(Entries with figure data)

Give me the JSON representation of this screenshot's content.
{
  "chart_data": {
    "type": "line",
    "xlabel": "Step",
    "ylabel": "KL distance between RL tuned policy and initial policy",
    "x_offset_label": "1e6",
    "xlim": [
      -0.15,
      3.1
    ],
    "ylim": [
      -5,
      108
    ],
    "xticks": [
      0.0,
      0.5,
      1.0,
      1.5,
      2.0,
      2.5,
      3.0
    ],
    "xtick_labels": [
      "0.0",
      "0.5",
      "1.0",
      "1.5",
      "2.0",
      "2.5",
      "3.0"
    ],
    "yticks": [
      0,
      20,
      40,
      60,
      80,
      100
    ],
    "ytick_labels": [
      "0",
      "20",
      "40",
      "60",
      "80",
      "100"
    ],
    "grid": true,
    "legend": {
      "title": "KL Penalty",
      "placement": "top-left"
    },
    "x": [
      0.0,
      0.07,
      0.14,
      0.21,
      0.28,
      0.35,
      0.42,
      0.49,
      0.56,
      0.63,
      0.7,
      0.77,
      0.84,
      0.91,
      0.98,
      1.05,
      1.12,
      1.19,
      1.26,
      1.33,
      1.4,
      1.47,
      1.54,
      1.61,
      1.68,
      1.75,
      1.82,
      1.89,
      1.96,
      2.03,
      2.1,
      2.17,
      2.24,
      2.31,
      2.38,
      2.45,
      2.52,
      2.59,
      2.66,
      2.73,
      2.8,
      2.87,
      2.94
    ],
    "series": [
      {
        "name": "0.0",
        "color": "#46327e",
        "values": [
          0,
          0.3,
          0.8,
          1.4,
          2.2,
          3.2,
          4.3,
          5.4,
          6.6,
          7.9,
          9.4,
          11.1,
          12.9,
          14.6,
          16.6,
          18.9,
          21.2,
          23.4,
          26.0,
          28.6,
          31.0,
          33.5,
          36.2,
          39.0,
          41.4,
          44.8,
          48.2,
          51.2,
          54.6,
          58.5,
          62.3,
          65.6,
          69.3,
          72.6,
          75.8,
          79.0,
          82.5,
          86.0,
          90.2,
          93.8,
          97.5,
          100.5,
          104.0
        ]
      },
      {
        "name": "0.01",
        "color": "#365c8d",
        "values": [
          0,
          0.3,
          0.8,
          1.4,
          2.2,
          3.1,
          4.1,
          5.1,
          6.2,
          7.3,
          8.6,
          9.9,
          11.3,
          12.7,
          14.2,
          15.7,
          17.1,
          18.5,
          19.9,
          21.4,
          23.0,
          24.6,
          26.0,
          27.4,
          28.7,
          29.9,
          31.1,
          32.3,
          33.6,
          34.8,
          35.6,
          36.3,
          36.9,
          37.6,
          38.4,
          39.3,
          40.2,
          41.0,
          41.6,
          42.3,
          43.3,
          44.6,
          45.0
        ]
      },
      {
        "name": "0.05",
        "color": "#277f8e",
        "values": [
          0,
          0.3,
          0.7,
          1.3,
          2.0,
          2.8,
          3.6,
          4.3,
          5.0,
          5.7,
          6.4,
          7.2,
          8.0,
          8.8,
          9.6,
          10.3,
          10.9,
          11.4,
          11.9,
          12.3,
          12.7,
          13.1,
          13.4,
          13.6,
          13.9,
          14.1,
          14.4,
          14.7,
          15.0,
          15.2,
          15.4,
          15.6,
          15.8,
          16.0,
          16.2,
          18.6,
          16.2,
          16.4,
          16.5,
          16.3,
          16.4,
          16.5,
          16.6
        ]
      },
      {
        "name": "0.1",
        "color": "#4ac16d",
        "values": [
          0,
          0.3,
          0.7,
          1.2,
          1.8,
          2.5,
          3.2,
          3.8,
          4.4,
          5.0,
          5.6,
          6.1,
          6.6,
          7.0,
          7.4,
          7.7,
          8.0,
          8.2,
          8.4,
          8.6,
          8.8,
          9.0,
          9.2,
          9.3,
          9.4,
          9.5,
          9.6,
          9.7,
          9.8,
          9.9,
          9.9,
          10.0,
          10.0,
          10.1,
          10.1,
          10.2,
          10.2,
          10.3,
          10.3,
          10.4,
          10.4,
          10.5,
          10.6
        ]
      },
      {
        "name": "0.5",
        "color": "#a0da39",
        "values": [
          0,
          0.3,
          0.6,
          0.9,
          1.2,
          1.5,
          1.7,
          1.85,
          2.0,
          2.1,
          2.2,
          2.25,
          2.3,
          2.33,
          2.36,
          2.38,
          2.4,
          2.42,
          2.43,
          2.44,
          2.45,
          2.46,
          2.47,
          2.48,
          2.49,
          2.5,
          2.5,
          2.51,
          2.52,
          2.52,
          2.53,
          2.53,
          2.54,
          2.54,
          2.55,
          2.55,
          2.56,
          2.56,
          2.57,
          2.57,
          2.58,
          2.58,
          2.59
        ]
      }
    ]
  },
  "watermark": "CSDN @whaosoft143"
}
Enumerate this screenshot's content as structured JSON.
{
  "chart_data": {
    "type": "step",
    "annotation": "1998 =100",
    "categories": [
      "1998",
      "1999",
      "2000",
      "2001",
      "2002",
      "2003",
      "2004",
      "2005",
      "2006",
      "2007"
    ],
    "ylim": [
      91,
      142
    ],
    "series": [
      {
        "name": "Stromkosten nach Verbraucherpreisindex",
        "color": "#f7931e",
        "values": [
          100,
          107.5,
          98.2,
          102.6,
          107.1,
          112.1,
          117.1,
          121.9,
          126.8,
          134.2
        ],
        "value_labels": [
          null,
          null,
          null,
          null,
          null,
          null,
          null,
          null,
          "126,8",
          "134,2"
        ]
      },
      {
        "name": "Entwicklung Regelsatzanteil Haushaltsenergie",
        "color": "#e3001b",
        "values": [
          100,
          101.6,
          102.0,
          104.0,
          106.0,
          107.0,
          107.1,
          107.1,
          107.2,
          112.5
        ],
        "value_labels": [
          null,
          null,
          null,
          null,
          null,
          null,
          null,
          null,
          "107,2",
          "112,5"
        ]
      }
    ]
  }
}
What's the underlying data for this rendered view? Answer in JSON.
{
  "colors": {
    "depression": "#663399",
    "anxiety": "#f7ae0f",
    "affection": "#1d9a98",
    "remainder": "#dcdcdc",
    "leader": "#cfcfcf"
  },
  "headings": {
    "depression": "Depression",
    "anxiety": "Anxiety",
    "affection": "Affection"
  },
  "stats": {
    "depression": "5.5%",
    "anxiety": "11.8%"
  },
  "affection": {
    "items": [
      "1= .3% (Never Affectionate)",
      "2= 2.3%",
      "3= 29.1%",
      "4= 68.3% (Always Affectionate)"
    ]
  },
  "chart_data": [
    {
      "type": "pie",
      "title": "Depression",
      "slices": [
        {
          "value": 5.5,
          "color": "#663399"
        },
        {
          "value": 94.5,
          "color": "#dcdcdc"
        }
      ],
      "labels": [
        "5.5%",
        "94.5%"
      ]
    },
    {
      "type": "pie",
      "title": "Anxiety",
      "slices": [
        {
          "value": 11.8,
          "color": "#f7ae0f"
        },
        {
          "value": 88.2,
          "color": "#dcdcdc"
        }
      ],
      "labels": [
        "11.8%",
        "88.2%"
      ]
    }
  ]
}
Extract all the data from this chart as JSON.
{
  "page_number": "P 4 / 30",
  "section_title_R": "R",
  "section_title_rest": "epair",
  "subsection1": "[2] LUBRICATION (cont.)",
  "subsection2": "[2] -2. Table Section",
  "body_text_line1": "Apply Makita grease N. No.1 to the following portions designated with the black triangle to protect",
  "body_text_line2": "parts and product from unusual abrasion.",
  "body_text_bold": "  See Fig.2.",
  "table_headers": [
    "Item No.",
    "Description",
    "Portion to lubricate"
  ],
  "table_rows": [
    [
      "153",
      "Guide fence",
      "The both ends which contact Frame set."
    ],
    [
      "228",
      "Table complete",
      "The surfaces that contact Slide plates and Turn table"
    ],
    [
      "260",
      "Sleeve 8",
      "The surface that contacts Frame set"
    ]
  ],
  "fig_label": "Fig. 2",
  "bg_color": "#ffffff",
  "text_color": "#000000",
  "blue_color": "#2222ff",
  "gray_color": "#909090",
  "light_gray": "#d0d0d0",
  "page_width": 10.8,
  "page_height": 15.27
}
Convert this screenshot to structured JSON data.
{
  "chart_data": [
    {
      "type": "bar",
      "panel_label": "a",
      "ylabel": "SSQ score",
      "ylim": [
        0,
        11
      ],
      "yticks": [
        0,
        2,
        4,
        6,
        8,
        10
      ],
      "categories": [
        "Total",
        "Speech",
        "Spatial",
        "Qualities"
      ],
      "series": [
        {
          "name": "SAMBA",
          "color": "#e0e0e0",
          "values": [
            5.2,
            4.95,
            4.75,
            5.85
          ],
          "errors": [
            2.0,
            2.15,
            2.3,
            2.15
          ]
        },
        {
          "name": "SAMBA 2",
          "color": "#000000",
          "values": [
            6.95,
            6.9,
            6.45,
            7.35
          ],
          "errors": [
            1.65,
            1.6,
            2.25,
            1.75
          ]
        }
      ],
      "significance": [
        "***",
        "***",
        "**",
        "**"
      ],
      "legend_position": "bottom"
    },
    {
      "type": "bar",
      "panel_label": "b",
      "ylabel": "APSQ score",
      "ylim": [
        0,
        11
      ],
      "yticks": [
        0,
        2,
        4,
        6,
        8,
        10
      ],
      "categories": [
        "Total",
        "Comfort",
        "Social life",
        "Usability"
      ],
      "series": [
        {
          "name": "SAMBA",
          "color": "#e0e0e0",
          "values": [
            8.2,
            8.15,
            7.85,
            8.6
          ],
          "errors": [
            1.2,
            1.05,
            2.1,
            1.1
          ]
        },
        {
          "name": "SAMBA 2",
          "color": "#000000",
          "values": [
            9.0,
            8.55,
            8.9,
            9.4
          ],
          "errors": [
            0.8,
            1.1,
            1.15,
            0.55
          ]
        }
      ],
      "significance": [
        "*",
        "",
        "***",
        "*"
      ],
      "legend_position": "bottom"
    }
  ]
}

= WORK TO DO =
Look for lines containing the string "Affectionate" and copy them all.

= WRITTEN SOLUTION =
      "1= .3% (Never Affectionate)",
      "4= 68.3% (Always Affectionate)"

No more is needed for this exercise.